* **REQUESTS**
• a. In the passage on educational assessment, what is named as the most fundamental element of any educational assessment?
• b. Please continue the passage on educational assessment, picking up after its final sentence.

* **EXCERPTED PASSAGE**
——
Whether used for high-stakes decisions or classroom-based formative decisions, the most fundamental element of any educational assessment is validity (Russell & Kavanaugh, 2011). IAR validity focuses on the accuracy of information collected about students, the accuracy of inferences made based on that information and the appropriateness of decisions about students, schools, teaching and learning that are based on those inferences (Russell & Kavanaugh, 2011). On the other hand, large-scale assessment programs such as NAEP have traditionally attempted to assess students using single instruments administered to students under the same conditions. As a result it has been acknowledged that this practice does not give valid information (Russell & Kavanaugh, 2011).
The importance of evaluating these two programs is to discover problems and additional requirements early to prevent more serious issues that may arise later in their use. Through evaluation, stakeholders can determine which assessment programs to continue and which ones to end (IAR, 2011). Critical evaluation of these programs will ensure quality and build client confidence about purchasing, or using the assessment procedure. Effective assessment will assist the users to prioritize resources by identifying program components that are most effective or critical (IAR, 2011).
The evaluation of Instructional Assessment Resources (IAR) should ensure that students attain self assessment which will in turn help students to develop critical reflection as they have to evaluate their own and other students work. IAR does not provide the opportunity for students to learn responsibility towards others via assessment and to learn to make critical judgments. Frankland (2007) says that an assessment process such as IAR should play a fundamental role in all aspects of learning where individuals and groups have to be accountable for their work. IAR should enable students to grow their ability to be realistic judges of their own performance and the ability to monitor their own learning.
——
* **AVAILABLE DATA**
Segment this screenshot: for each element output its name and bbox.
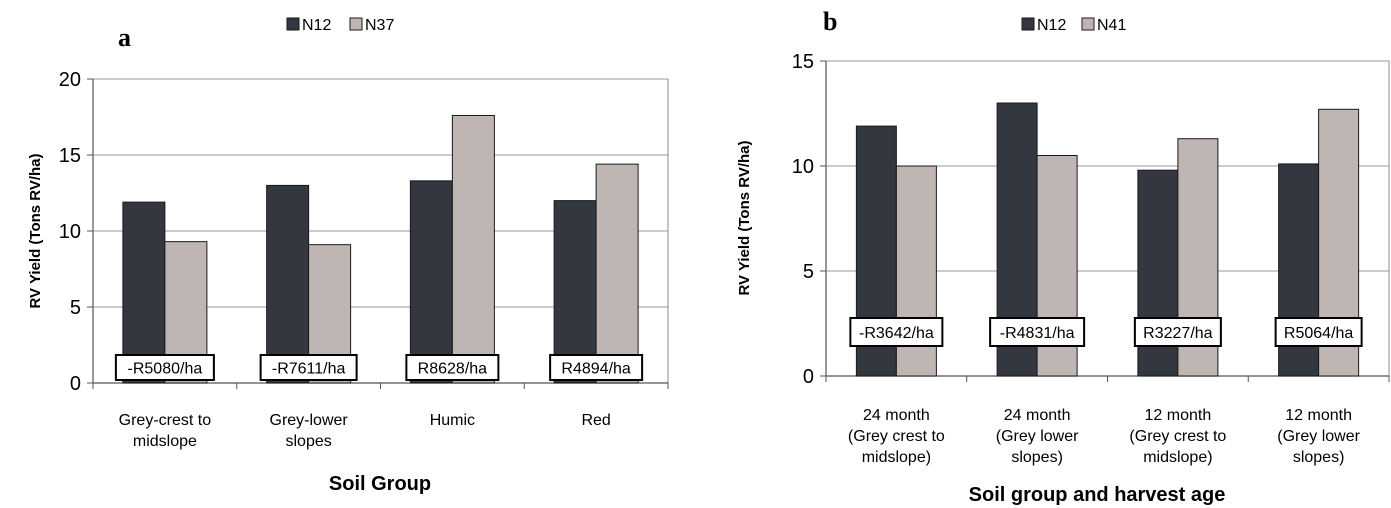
——
* **SOLVED PROBLEMS**
• a. Validity

• b.
In order to be more effective, IAR should involve learners in the assessment of self development and learning. This will motivate them to think about what had been learnt to a certain point, where the gaps are, and how to fill up or minimize the gaps (Frankland, 2007). The assessment process should introduce the concept of individual judgment to students and ensure effective communication among teachers and peers. Carless, Joughin & Li (2007) noted that assessment processes should lead to both the award of a reliable grade and contribute to productive student learning.
The major challenge of IAR is that students spend too much time being tested and lack enough time in productive learning. The key stakeholders in these two learning processes should note that learning is much more than the accumulation of grades. On the other hand, NAEP does not give students motivating assessment activities which involve them in productive learning experiences. Therefore, NAEP assessment process is likely to lead to better student grades because it involves students actively in the assessment, engages them with standards and encourages them to monitor and improve their own work.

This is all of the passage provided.